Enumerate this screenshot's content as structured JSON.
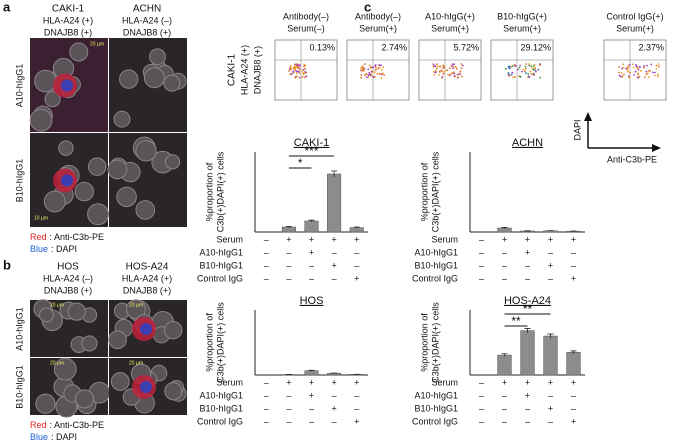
{
  "panels": {
    "a": {
      "label": "a",
      "columns": [
        {
          "cell": "CAKI-1",
          "hla": "HLA-A24 (+)",
          "dnajb8": "DNAJB8 (+)"
        },
        {
          "cell": "ACHN",
          "hla": "HLA-A24 (–)",
          "dnajb8": "DNAJB8 (+)"
        }
      ],
      "rows": [
        "A10-hIgG1",
        "B10-hIgG1"
      ],
      "scale_bars": [
        "20 μm",
        "10 μm"
      ],
      "legend": [
        {
          "color_word": "Red",
          "text": ": Anti-C3b-PE"
        },
        {
          "color_word": "Blue",
          "text": ": DAPI"
        }
      ]
    },
    "b": {
      "label": "b",
      "columns": [
        {
          "cell": "HOS",
          "hla": "HLA-A24 (–)",
          "dnajb8": "DNAJB8 (+)"
        },
        {
          "cell": "HOS-A24",
          "hla": "HLA-A24 (+)",
          "dnajb8": "DNAJB8 (+)"
        }
      ],
      "rows": [
        "A10-hIgG1",
        "B10-hIgG1"
      ],
      "scale_bars": [
        "20 μm",
        "20 μm",
        "20 μm",
        "20 μm"
      ],
      "legend": [
        {
          "color_word": "Red",
          "text": ": Anti-C3b-PE"
        },
        {
          "color_word": "Blue",
          "text": ": DAPI"
        }
      ]
    },
    "c": {
      "label": "c",
      "row_labels": [
        "CAKI-1",
        "HLA-A24 (+)",
        "DNAJB8 (+)"
      ],
      "plots": [
        {
          "title": [
            "Antibody(–)",
            "Serum(–)"
          ],
          "percent": "0.13%"
        },
        {
          "title": [
            "Antibody(–)",
            "Serum(+)"
          ],
          "percent": "2.74%"
        },
        {
          "title": [
            "A10-hIgG(+)",
            "Serum(+)"
          ],
          "percent": "5.72%"
        },
        {
          "title": [
            "B10-hIgG(+)",
            "Serum(+)"
          ],
          "percent": "29.12%"
        },
        {
          "title": [
            "Control IgG(+)",
            "Serum(+)"
          ],
          "percent": "2.37%"
        }
      ],
      "axes": {
        "y": "DAPI",
        "x": "Anti-C3b-PE"
      }
    }
  },
  "chart_data": [
    {
      "type": "bar",
      "title": "CAKI-1",
      "ylabel": [
        "%proportion of",
        "C3b(+)DAPI(+) cells"
      ],
      "categories": [
        null,
        null,
        null,
        null,
        null
      ],
      "values": [
        0,
        2.5,
        5.5,
        29,
        2.2
      ],
      "errors": [
        0,
        0.3,
        0.4,
        1.5,
        0.3
      ],
      "ylim": [
        0,
        40
      ],
      "color": "#8c8c8c",
      "conditions": [
        {
          "name": "Serum",
          "signs": [
            "–",
            "+",
            "+",
            "+",
            "+"
          ]
        },
        {
          "name": "A10-hIgG1",
          "signs": [
            "–",
            "–",
            "+",
            "–",
            "–"
          ]
        },
        {
          "name": "B10-hIgG1",
          "signs": [
            "–",
            "–",
            "–",
            "+",
            "–"
          ]
        },
        {
          "name": "Control IgG",
          "signs": [
            "–",
            "–",
            "–",
            "–",
            "+"
          ]
        }
      ],
      "significance": [
        {
          "from": 1,
          "to": 2,
          "label": "*"
        },
        {
          "from": 1,
          "to": 3,
          "label": "***"
        }
      ]
    },
    {
      "type": "bar",
      "title": "ACHN",
      "ylabel": [
        "%proportion of",
        "C3b(+)DAPI(+) cells"
      ],
      "categories": [
        null,
        null,
        null,
        null,
        null
      ],
      "values": [
        0,
        2.0,
        0.5,
        0.6,
        0.4
      ],
      "errors": [
        0,
        0.3,
        0.1,
        0.1,
        0.1
      ],
      "ylim": [
        0,
        40
      ],
      "color": "#8c8c8c",
      "conditions": [
        {
          "name": "Serum",
          "signs": [
            "–",
            "+",
            "+",
            "+",
            "+"
          ]
        },
        {
          "name": "A10-hIgG1",
          "signs": [
            "–",
            "–",
            "+",
            "–",
            "–"
          ]
        },
        {
          "name": "B10-hIgG1",
          "signs": [
            "–",
            "–",
            "–",
            "+",
            "–"
          ]
        },
        {
          "name": "Control IgG",
          "signs": [
            "–",
            "–",
            "–",
            "–",
            "+"
          ]
        }
      ],
      "significance": []
    },
    {
      "type": "bar",
      "title": "HOS",
      "ylabel": [
        "%proportion of",
        "C3b(+)DAPI(+) cells"
      ],
      "categories": [
        null,
        null,
        null,
        null,
        null
      ],
      "values": [
        0,
        0.2,
        2.0,
        0.8,
        0.3
      ],
      "errors": [
        0,
        0.05,
        0.2,
        0.1,
        0.05
      ],
      "ylim": [
        0,
        30
      ],
      "color": "#8c8c8c",
      "conditions": [
        {
          "name": "Serum",
          "signs": [
            "–",
            "+",
            "+",
            "+",
            "+"
          ]
        },
        {
          "name": "A10-hIgG1",
          "signs": [
            "–",
            "–",
            "+",
            "–",
            "–"
          ]
        },
        {
          "name": "B10-hIgG1",
          "signs": [
            "–",
            "–",
            "–",
            "+",
            "–"
          ]
        },
        {
          "name": "Control IgG",
          "signs": [
            "–",
            "–",
            "–",
            "–",
            "+"
          ]
        }
      ],
      "significance": []
    },
    {
      "type": "bar",
      "title": "HOS-A24",
      "ylabel": [
        "%proportion of",
        "C3b(+)DAPI(+) cells"
      ],
      "categories": [
        null,
        null,
        null,
        null,
        null
      ],
      "values": [
        0,
        9.2,
        20.5,
        18,
        10.5
      ],
      "errors": [
        0,
        0.6,
        1.0,
        0.9,
        0.6
      ],
      "ylim": [
        0,
        30
      ],
      "color": "#8c8c8c",
      "conditions": [
        {
          "name": "Serum",
          "signs": [
            "–",
            "+",
            "+",
            "+",
            "+"
          ]
        },
        {
          "name": "A10-hIgG1",
          "signs": [
            "–",
            "–",
            "+",
            "–",
            "–"
          ]
        },
        {
          "name": "B10-hIgG1",
          "signs": [
            "–",
            "–",
            "–",
            "+",
            "–"
          ]
        },
        {
          "name": "Control IgG",
          "signs": [
            "–",
            "–",
            "–",
            "–",
            "+"
          ]
        }
      ],
      "significance": [
        {
          "from": 1,
          "to": 2,
          "label": "**"
        },
        {
          "from": 1,
          "to": 3,
          "label": "**"
        }
      ]
    }
  ]
}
:::
Copy the records shown above in their entirety and exactly; images are to be left out.

Enumerate this screenshot's content as structured JSON.
{
  "panels": {
    "a": {
      "label": "a",
      "columns": [
        {
          "cell": "CAKI-1",
          "hla": "HLA-A24 (+)",
          "dnajb8": "DNAJB8 (+)"
        },
        {
          "cell": "ACHN",
          "hla": "HLA-A24 (–)",
          "dnajb8": "DNAJB8 (+)"
        }
      ],
      "rows": [
        "A10-hIgG1",
        "B10-hIgG1"
      ],
      "scale_bars": [
        "20 μm",
        "10 μm"
      ],
      "legend": [
        {
          "color_word": "Red",
          "text": ": Anti-C3b-PE"
        },
        {
          "color_word": "Blue",
          "text": ": DAPI"
        }
      ]
    },
    "b": {
      "label": "b",
      "columns": [
        {
          "cell": "HOS",
          "hla": "HLA-A24 (–)",
          "dnajb8": "DNAJB8 (+)"
        },
        {
          "cell": "HOS-A24",
          "hla": "HLA-A24 (+)",
          "dnajb8": "DNAJB8 (+)"
        }
      ],
      "rows": [
        "A10-hIgG1",
        "B10-hIgG1"
      ],
      "scale_bars": [
        "20 μm",
        "20 μm",
        "20 μm",
        "20 μm"
      ],
      "legend": [
        {
          "color_word": "Red",
          "text": ": Anti-C3b-PE"
        },
        {
          "color_word": "Blue",
          "text": ": DAPI"
        }
      ]
    },
    "c": {
      "label": "c",
      "row_labels": [
        "CAKI-1",
        "HLA-A24 (+)",
        "DNAJB8 (+)"
      ],
      "plots": [
        {
          "title": [
            "Antibody(–)",
            "Serum(–)"
          ],
          "percent": "0.13%"
        },
        {
          "title": [
            "Antibody(–)",
            "Serum(+)"
          ],
          "percent": "2.74%"
        },
        {
          "title": [
            "A10-hIgG(+)",
            "Serum(+)"
          ],
          "percent": "5.72%"
        },
        {
          "title": [
            "B10-hIgG(+)",
            "Serum(+)"
          ],
          "percent": "29.12%"
        },
        {
          "title": [
            "Control IgG(+)",
            "Serum(+)"
          ],
          "percent": "2.37%"
        }
      ],
      "axes": {
        "y": "DAPI",
        "x": "Anti-C3b-PE"
      }
    }
  },
  "chart_data": [
    {
      "type": "bar",
      "title": "CAKI-1",
      "ylabel": [
        "%proportion of",
        "C3b(+)DAPI(+) cells"
      ],
      "categories": [
        null,
        null,
        null,
        null,
        null
      ],
      "values": [
        0,
        2.5,
        5.5,
        29,
        2.2
      ],
      "errors": [
        0,
        0.3,
        0.4,
        1.5,
        0.3
      ],
      "ylim": [
        0,
        40
      ],
      "color": "#8c8c8c",
      "conditions": [
        {
          "name": "Serum",
          "signs": [
            "–",
            "+",
            "+",
            "+",
            "+"
          ]
        },
        {
          "name": "A10-hIgG1",
          "signs": [
            "–",
            "–",
            "+",
            "–",
            "–"
          ]
        },
        {
          "name": "B10-hIgG1",
          "signs": [
            "–",
            "–",
            "–",
            "+",
            "–"
          ]
        },
        {
          "name": "Control IgG",
          "signs": [
            "–",
            "–",
            "–",
            "–",
            "+"
          ]
        }
      ],
      "significance": [
        {
          "from": 1,
          "to": 2,
          "label": "*"
        },
        {
          "from": 1,
          "to": 3,
          "label": "***"
        }
      ]
    },
    {
      "type": "bar",
      "title": "ACHN",
      "ylabel": [
        "%proportion of",
        "C3b(+)DAPI(+) cells"
      ],
      "categories": [
        null,
        null,
        null,
        null,
        null
      ],
      "values": [
        0,
        2.0,
        0.5,
        0.6,
        0.4
      ],
      "errors": [
        0,
        0.3,
        0.1,
        0.1,
        0.1
      ],
      "ylim": [
        0,
        40
      ],
      "color": "#8c8c8c",
      "conditions": [
        {
          "name": "Serum",
          "signs": [
            "–",
            "+",
            "+",
            "+",
            "+"
          ]
        },
        {
          "name": "A10-hIgG1",
          "signs": [
            "–",
            "–",
            "+",
            "–",
            "–"
          ]
        },
        {
          "name": "B10-hIgG1",
          "signs": [
            "–",
            "–",
            "–",
            "+",
            "–"
          ]
        },
        {
          "name": "Control IgG",
          "signs": [
            "–",
            "–",
            "–",
            "–",
            "+"
          ]
        }
      ],
      "significance": []
    },
    {
      "type": "bar",
      "title": "HOS",
      "ylabel": [
        "%proportion of",
        "C3b(+)DAPI(+) cells"
      ],
      "categories": [
        null,
        null,
        null,
        null,
        null
      ],
      "values": [
        0,
        0.2,
        2.0,
        0.8,
        0.3
      ],
      "errors": [
        0,
        0.05,
        0.2,
        0.1,
        0.05
      ],
      "ylim": [
        0,
        30
      ],
      "color": "#8c8c8c",
      "conditions": [
        {
          "name": "Serum",
          "signs": [
            "–",
            "+",
            "+",
            "+",
            "+"
          ]
        },
        {
          "name": "A10-hIgG1",
          "signs": [
            "–",
            "–",
            "+",
            "–",
            "–"
          ]
        },
        {
          "name": "B10-hIgG1",
          "signs": [
            "–",
            "–",
            "–",
            "+",
            "–"
          ]
        },
        {
          "name": "Control IgG",
          "signs": [
            "–",
            "–",
            "–",
            "–",
            "+"
          ]
        }
      ],
      "significance": []
    },
    {
      "type": "bar",
      "title": "HOS-A24",
      "ylabel": [
        "%proportion of",
        "C3b(+)DAPI(+) cells"
      ],
      "categories": [
        null,
        null,
        null,
        null,
        null
      ],
      "values": [
        0,
        9.2,
        20.5,
        18,
        10.5
      ],
      "errors": [
        0,
        0.6,
        1.0,
        0.9,
        0.6
      ],
      "ylim": [
        0,
        30
      ],
      "color": "#8c8c8c",
      "conditions": [
        {
          "name": "Serum",
          "signs": [
            "–",
            "+",
            "+",
            "+",
            "+"
          ]
        },
        {
          "name": "A10-hIgG1",
          "signs": [
            "–",
            "–",
            "+",
            "–",
            "–"
          ]
        },
        {
          "name": "B10-hIgG1",
          "signs": [
            "–",
            "–",
            "–",
            "+",
            "–"
          ]
        },
        {
          "name": "Control IgG",
          "signs": [
            "–",
            "–",
            "–",
            "–",
            "+"
          ]
        }
      ],
      "significance": [
        {
          "from": 1,
          "to": 2,
          "label": "**"
        },
        {
          "from": 1,
          "to": 3,
          "label": "**"
        }
      ]
    }
  ]
}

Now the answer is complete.